** Start Exercise input **
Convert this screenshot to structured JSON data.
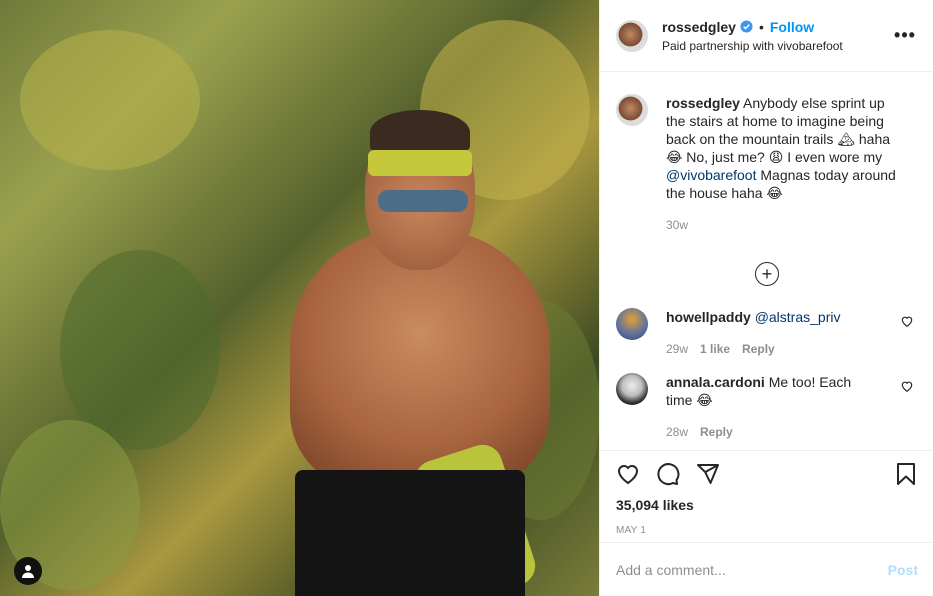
{
  "post": {
    "username": "rossedgley",
    "follow_label": "Follow",
    "dot": "•",
    "partnership": "Paid partnership with vivobarefoot",
    "more_label": "•••"
  },
  "caption": {
    "username": "rossedgley",
    "text_part1": " Anybody else sprint up the stairs at home to imagine being back on the mountain trails 🏔 haha 😂 No, just me? 😩 I even wore my ",
    "mention": "@vivobarefoot",
    "text_part2": " Magnas today around the house haha 😂",
    "time": "30w"
  },
  "load_more_label": "+",
  "comments": [
    {
      "username": "howellpaddy",
      "mention": "@alstras_priv",
      "text": "",
      "time": "29w",
      "likes": "1 like",
      "reply": "Reply"
    },
    {
      "username": "annala.cardoni",
      "mention": "",
      "text": " Me too! Each time 😂",
      "time": "28w",
      "likes": "",
      "reply": "Reply"
    }
  ],
  "stats": {
    "likes": "35,094 likes",
    "date": "MAY 1"
  },
  "compose": {
    "placeholder": "Add a comment...",
    "post_label": "Post"
  },
  "colors": {
    "accent": "#0095f6",
    "post_disabled": "#b2dffc",
    "muted": "#8e8e8e"
  }
}
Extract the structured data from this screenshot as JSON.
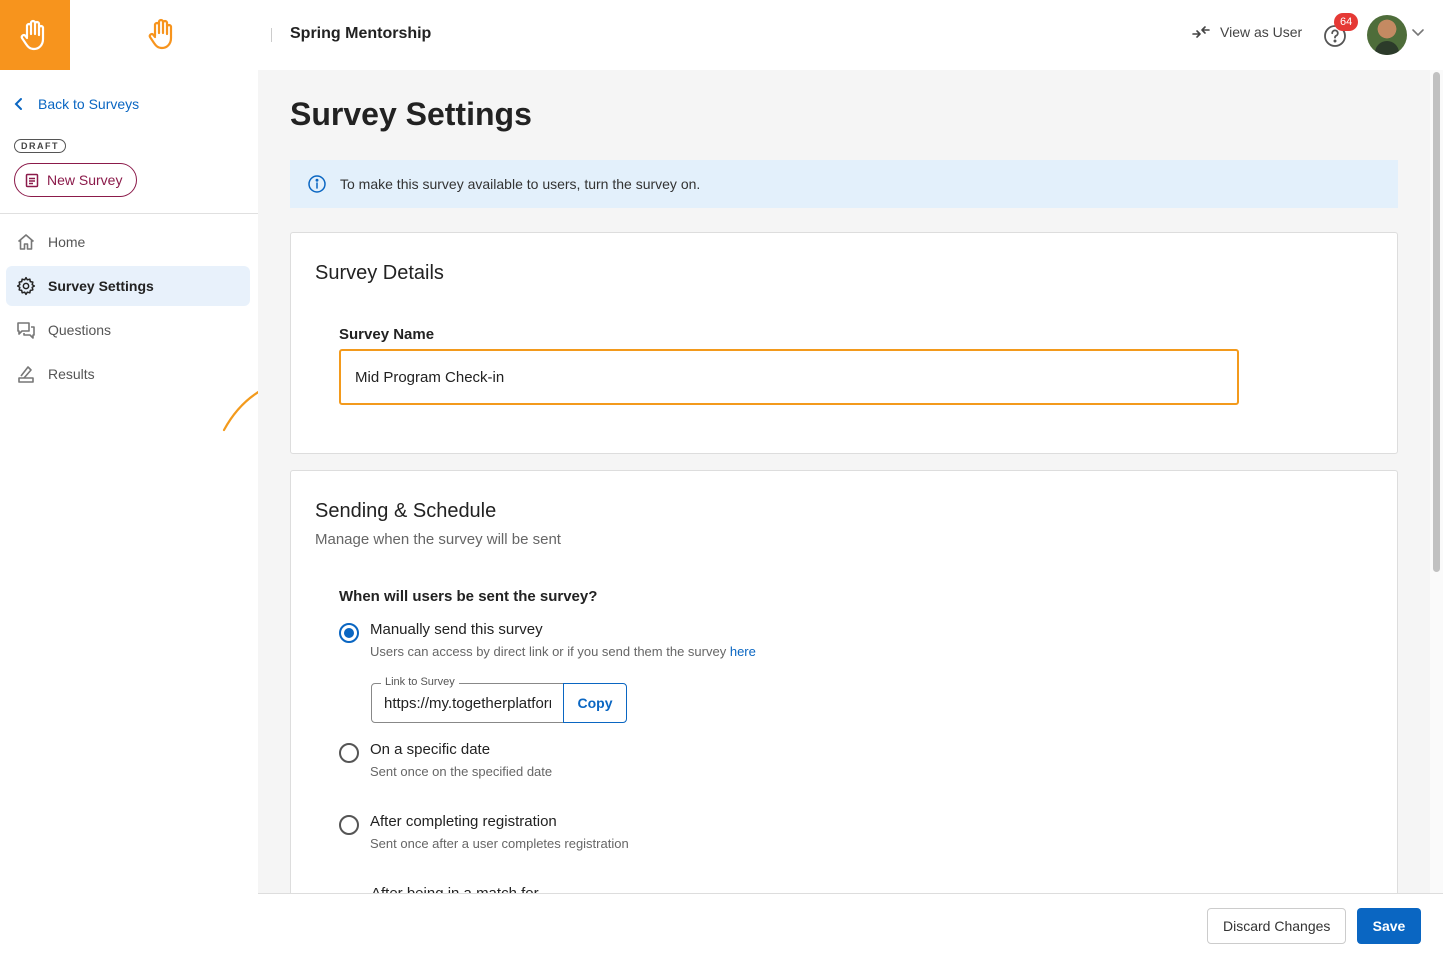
{
  "header": {
    "program_title": "Spring Mentorship",
    "view_as_user": "View as User",
    "notification_count": "64",
    "brand_color": "#f7941d"
  },
  "sidebar": {
    "back_label": "Back to Surveys",
    "status_badge": "DRAFT",
    "survey_title": "New Survey",
    "items": [
      {
        "label": "Home",
        "icon": "home-icon",
        "active": false
      },
      {
        "label": "Survey Settings",
        "icon": "gear-icon",
        "active": true
      },
      {
        "label": "Questions",
        "icon": "questions-icon",
        "active": false
      },
      {
        "label": "Results",
        "icon": "results-icon",
        "active": false
      }
    ]
  },
  "main": {
    "page_title": "Survey Settings",
    "info_banner": "To make this survey available to users, turn the survey on.",
    "details": {
      "title": "Survey Details",
      "name_label": "Survey Name",
      "name_value": "Mid Program Check-in"
    },
    "schedule": {
      "title": "Sending & Schedule",
      "subtitle": "Manage when the survey will be sent",
      "question": "When will users be sent the survey?",
      "options": [
        {
          "title": "Manually send this survey",
          "desc": "Users can access by direct link or if you send them the survey",
          "link_text": "here",
          "checked": true
        },
        {
          "title": "On a specific date",
          "desc": "Sent once on the specified date",
          "checked": false
        },
        {
          "title": "After completing registration",
          "desc": "Sent once after a user completes registration",
          "checked": false
        },
        {
          "title": "After being in a match for",
          "checked": false
        }
      ],
      "link_field_label": "Link to Survey",
      "link_value": "https://my.togetherplatform.com",
      "copy_label": "Copy"
    }
  },
  "footer": {
    "discard_label": "Discard Changes",
    "save_label": "Save"
  },
  "colors": {
    "accent": "#0a66c2",
    "highlight": "#f39a1c",
    "survey_badge": "#8b1a4a"
  }
}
** End Exercise input **
● Work to do:
Scan the material above. Copy each line that holds the word "structured".

● Problem solution:
Convert this screenshot to structured JSON data.
Extract the structured data from this screenshot as JSON.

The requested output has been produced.